Dataset items
## begin

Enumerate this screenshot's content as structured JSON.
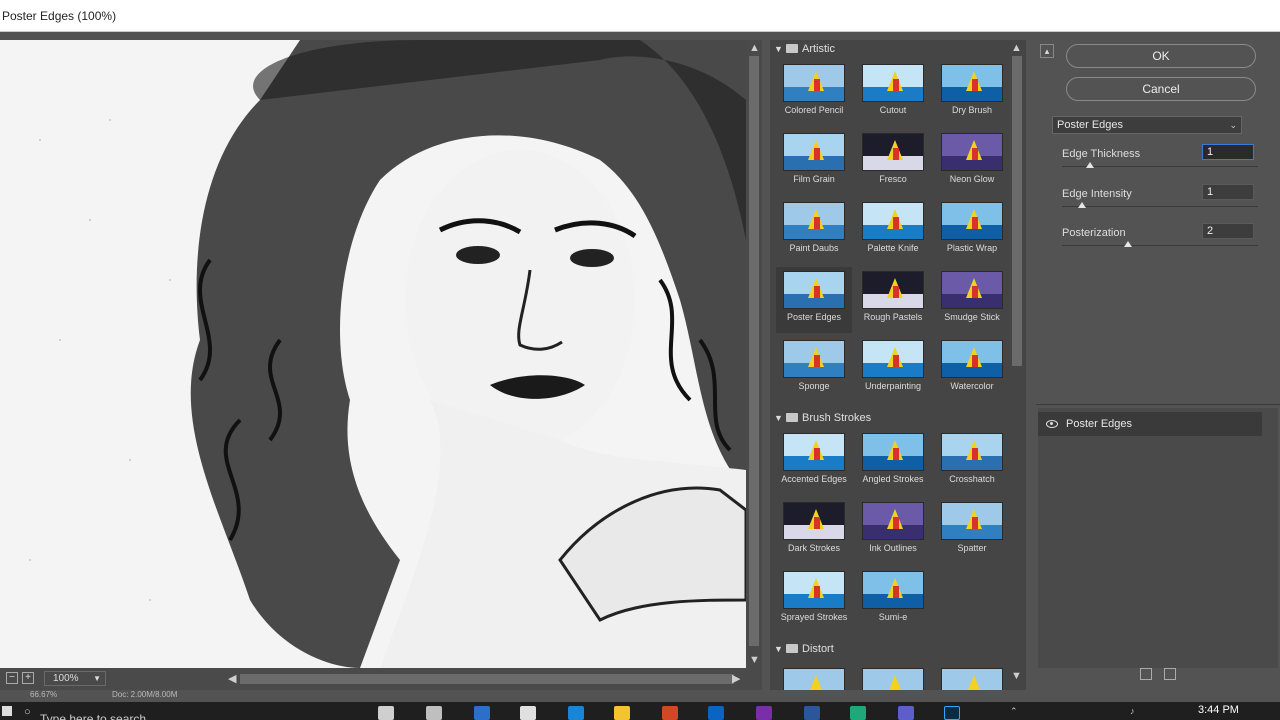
{
  "window": {
    "title": "Poster Edges (100%)"
  },
  "preview": {
    "zoom": "100%",
    "zoom_in_icon": "plus-square-icon",
    "zoom_out_icon": "minus-square-icon"
  },
  "gallery": {
    "categories": [
      {
        "name": "Artistic",
        "expanded": true,
        "filters": [
          "Colored Pencil",
          "Cutout",
          "Dry Brush",
          "Film Grain",
          "Fresco",
          "Neon Glow",
          "Paint Daubs",
          "Palette Knife",
          "Plastic Wrap",
          "Poster Edges",
          "Rough Pastels",
          "Smudge Stick",
          "Sponge",
          "Underpainting",
          "Watercolor"
        ]
      },
      {
        "name": "Brush Strokes",
        "expanded": true,
        "filters": [
          "Accented Edges",
          "Angled Strokes",
          "Crosshatch",
          "Dark Strokes",
          "Ink Outlines",
          "Spatter",
          "Sprayed Strokes",
          "Sumi-e"
        ]
      },
      {
        "name": "Distort",
        "expanded": true,
        "filters": []
      }
    ],
    "selected": "Poster Edges"
  },
  "controls": {
    "ok_label": "OK",
    "cancel_label": "Cancel",
    "filter_select": "Poster Edges",
    "params": [
      {
        "label": "Edge Thickness",
        "value": "1",
        "level": 0.1
      },
      {
        "label": "Edge Intensity",
        "value": "1",
        "level": 0.1
      },
      {
        "label": "Posterization",
        "value": "2",
        "level": 0.33
      }
    ]
  },
  "layers": {
    "items": [
      "Poster Edges"
    ]
  },
  "status": {
    "zoom": "66.67%",
    "doc": "Doc: 2.00M/8.00M"
  },
  "taskbar": {
    "search_placeholder": "Type here to search",
    "clock": "3:44 PM"
  }
}
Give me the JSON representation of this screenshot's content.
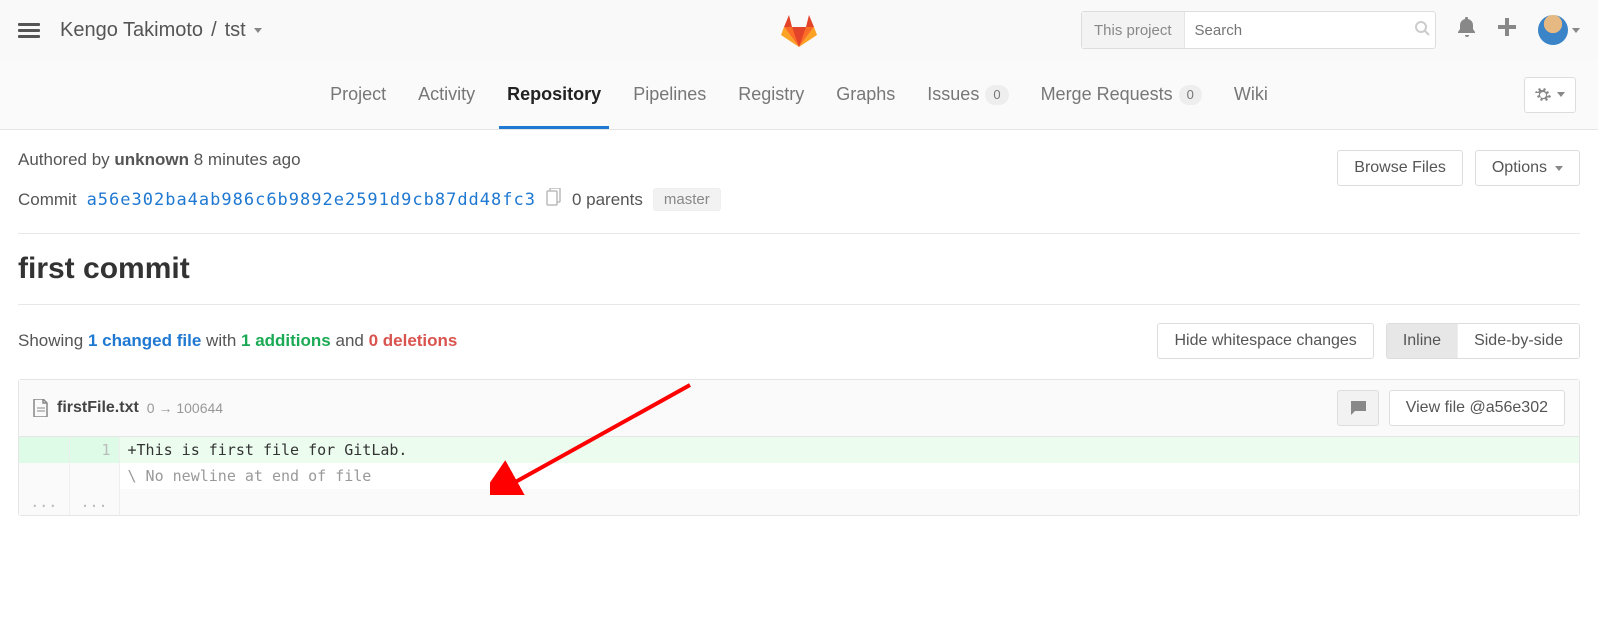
{
  "header": {
    "breadcrumb_owner": "Kengo Takimoto",
    "breadcrumb_sep": "/",
    "breadcrumb_project": "tst",
    "search_scope": "This project",
    "search_placeholder": "Search"
  },
  "tabs": {
    "project": "Project",
    "activity": "Activity",
    "repository": "Repository",
    "pipelines": "Pipelines",
    "registry": "Registry",
    "graphs": "Graphs",
    "issues": "Issues",
    "issues_count": "0",
    "merge_requests": "Merge Requests",
    "mr_count": "0",
    "wiki": "Wiki"
  },
  "commit": {
    "authored_prefix": "Authored by ",
    "author": "unknown",
    "authored_time": " 8 minutes ago",
    "browse_btn": "Browse Files",
    "options_btn": "Options",
    "commit_word": "Commit ",
    "sha": "a56e302ba4ab986c6b9892e2591d9cb87dd48fc3",
    "parents": "0 parents",
    "branch": "master",
    "title": "first commit"
  },
  "diffstat": {
    "prefix": "Showing ",
    "changed_files": "1 changed file",
    "with_word": " with ",
    "additions": "1 additions",
    "and_word": " and ",
    "deletions": "0 deletions",
    "hide_ws": "Hide whitespace changes",
    "inline": "Inline",
    "sbs": "Side-by-side"
  },
  "file": {
    "name": "firstFile.txt",
    "mode": " 0 → 100644",
    "view_file": "View file @a56e302",
    "line1_num": "1",
    "line1_content": "+This is first file for GitLab.",
    "nonewline": "\\ No newline at end of file",
    "ellipsis": "..."
  }
}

## end

■ WHAT IS NEEDED
Repeat the listing above exactly, with no pictures.

■ FULL OUTPUT
Enumerate this screenshot's content as structured JSON.
{
  "window": {
    "title": "Poster Edges (100%)"
  },
  "preview": {
    "zoom": "100%",
    "zoom_in_icon": "plus-square-icon",
    "zoom_out_icon": "minus-square-icon"
  },
  "gallery": {
    "categories": [
      {
        "name": "Artistic",
        "expanded": true,
        "filters": [
          "Colored Pencil",
          "Cutout",
          "Dry Brush",
          "Film Grain",
          "Fresco",
          "Neon Glow",
          "Paint Daubs",
          "Palette Knife",
          "Plastic Wrap",
          "Poster Edges",
          "Rough Pastels",
          "Smudge Stick",
          "Sponge",
          "Underpainting",
          "Watercolor"
        ]
      },
      {
        "name": "Brush Strokes",
        "expanded": true,
        "filters": [
          "Accented Edges",
          "Angled Strokes",
          "Crosshatch",
          "Dark Strokes",
          "Ink Outlines",
          "Spatter",
          "Sprayed Strokes",
          "Sumi-e"
        ]
      },
      {
        "name": "Distort",
        "expanded": true,
        "filters": []
      }
    ],
    "selected": "Poster Edges"
  },
  "controls": {
    "ok_label": "OK",
    "cancel_label": "Cancel",
    "filter_select": "Poster Edges",
    "params": [
      {
        "label": "Edge Thickness",
        "value": "1",
        "level": 0.1
      },
      {
        "label": "Edge Intensity",
        "value": "1",
        "level": 0.1
      },
      {
        "label": "Posterization",
        "value": "2",
        "level": 0.33
      }
    ]
  },
  "layers": {
    "items": [
      "Poster Edges"
    ]
  },
  "status": {
    "zoom": "66.67%",
    "doc": "Doc: 2.00M/8.00M"
  },
  "taskbar": {
    "search_placeholder": "Type here to search",
    "clock": "3:44 PM"
  }
}
Give me the JSON representation of this screenshot's content.
{
  "header": {
    "breadcrumb_owner": "Kengo Takimoto",
    "breadcrumb_sep": "/",
    "breadcrumb_project": "tst",
    "search_scope": "This project",
    "search_placeholder": "Search"
  },
  "tabs": {
    "project": "Project",
    "activity": "Activity",
    "repository": "Repository",
    "pipelines": "Pipelines",
    "registry": "Registry",
    "graphs": "Graphs",
    "issues": "Issues",
    "issues_count": "0",
    "merge_requests": "Merge Requests",
    "mr_count": "0",
    "wiki": "Wiki"
  },
  "commit": {
    "authored_prefix": "Authored by ",
    "author": "unknown",
    "authored_time": " 8 minutes ago",
    "browse_btn": "Browse Files",
    "options_btn": "Options",
    "commit_word": "Commit ",
    "sha": "a56e302ba4ab986c6b9892e2591d9cb87dd48fc3",
    "parents": "0 parents",
    "branch": "master",
    "title": "first commit"
  },
  "diffstat": {
    "prefix": "Showing ",
    "changed_files": "1 changed file",
    "with_word": " with ",
    "additions": "1 additions",
    "and_word": " and ",
    "deletions": "0 deletions",
    "hide_ws": "Hide whitespace changes",
    "inline": "Inline",
    "sbs": "Side-by-side"
  },
  "file": {
    "name": "firstFile.txt",
    "mode": " 0 → 100644",
    "view_file": "View file @a56e302",
    "line1_num": "1",
    "line1_content": "+This is first file for GitLab.",
    "nonewline": "\\ No newline at end of file",
    "ellipsis": "..."
  }
}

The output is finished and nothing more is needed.